__TASK STATEMENT__
Omit all pictures. Copy the rest of the material exactly.
— Begin DATASET RECORDS —
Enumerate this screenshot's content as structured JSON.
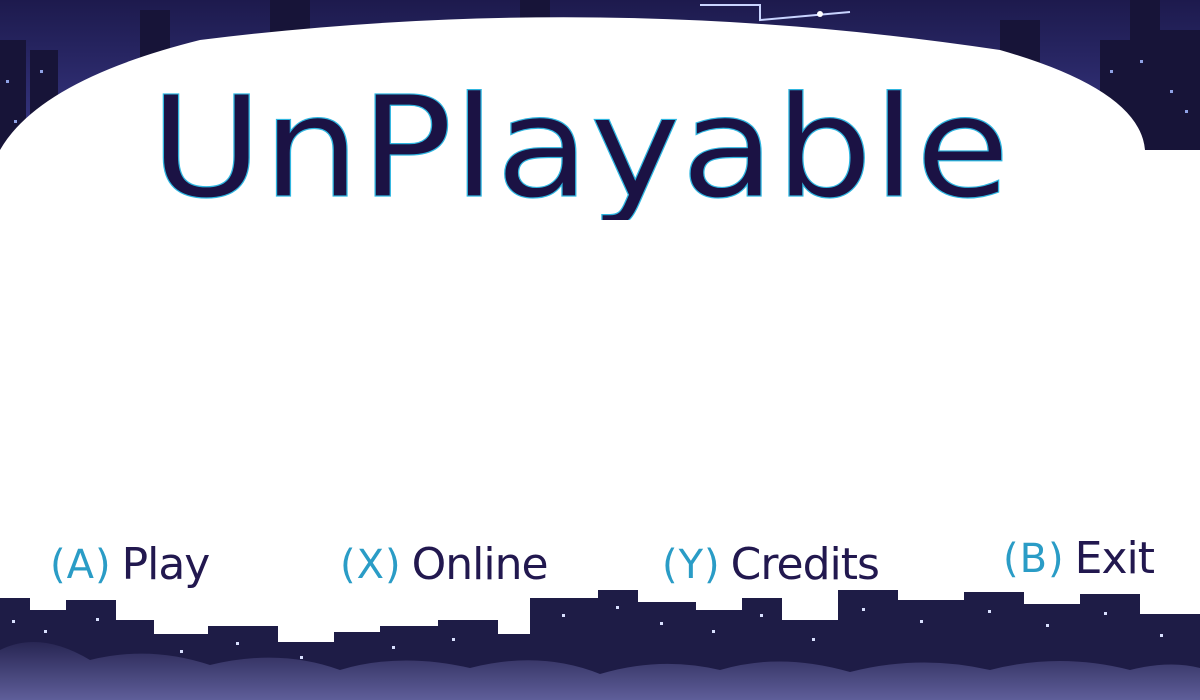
{
  "game": {
    "title": "UnPlayable"
  },
  "menu": [
    {
      "key": "(A)",
      "label": "Play"
    },
    {
      "key": "(X)",
      "label": "Online"
    },
    {
      "key": "(Y)",
      "label": "Credits"
    },
    {
      "key": "(B)",
      "label": "Exit"
    }
  ],
  "colors": {
    "title": "#1b1244",
    "title_circuit": "#2fb6e0",
    "key": "#2a9cc6",
    "label": "#22184f",
    "sky": "#23205a",
    "buildings": "#1e1c46",
    "window": "#8fa2e6"
  }
}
— End DATASET RECORDS —
__EXERCISE SOLUTION__
Enumerate this screenshot's content as structured JSON.
{
  "game": {
    "title": "UnPlayable"
  },
  "menu": [
    {
      "key": "(A)",
      "label": "Play"
    },
    {
      "key": "(X)",
      "label": "Online"
    },
    {
      "key": "(Y)",
      "label": "Credits"
    },
    {
      "key": "(B)",
      "label": "Exit"
    }
  ],
  "colors": {
    "title": "#1b1244",
    "title_circuit": "#2fb6e0",
    "key": "#2a9cc6",
    "label": "#22184f",
    "sky": "#23205a",
    "buildings": "#1e1c46",
    "window": "#8fa2e6"
  }
}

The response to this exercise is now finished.